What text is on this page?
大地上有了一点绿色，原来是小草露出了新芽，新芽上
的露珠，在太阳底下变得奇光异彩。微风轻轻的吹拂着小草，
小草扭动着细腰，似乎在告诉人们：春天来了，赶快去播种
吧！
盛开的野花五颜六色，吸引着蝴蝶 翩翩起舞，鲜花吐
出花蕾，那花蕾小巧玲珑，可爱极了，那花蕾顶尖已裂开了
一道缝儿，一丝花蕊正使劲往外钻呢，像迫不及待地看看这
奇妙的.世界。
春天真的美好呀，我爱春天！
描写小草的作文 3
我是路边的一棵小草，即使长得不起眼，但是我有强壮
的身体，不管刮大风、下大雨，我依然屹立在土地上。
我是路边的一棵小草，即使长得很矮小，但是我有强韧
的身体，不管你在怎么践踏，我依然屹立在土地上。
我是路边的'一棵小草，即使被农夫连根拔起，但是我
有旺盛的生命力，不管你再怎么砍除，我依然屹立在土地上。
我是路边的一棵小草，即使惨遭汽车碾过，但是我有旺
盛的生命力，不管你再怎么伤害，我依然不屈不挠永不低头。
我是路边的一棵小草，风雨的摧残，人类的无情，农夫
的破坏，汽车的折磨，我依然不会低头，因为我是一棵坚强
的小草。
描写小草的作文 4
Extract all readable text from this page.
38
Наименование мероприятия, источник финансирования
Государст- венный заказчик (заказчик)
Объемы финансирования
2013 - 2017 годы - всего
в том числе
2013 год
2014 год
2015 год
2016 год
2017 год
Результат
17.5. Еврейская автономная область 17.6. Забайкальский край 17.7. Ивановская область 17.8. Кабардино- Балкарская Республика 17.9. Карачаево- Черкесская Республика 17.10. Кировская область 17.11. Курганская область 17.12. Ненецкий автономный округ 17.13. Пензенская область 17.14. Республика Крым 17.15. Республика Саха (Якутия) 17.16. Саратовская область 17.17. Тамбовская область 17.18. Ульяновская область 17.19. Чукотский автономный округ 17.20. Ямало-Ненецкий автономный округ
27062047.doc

Job: Copy every line of the entries above in which "this" occurs.

Task solution:
What text is on this page?
Extract all readable text from this page.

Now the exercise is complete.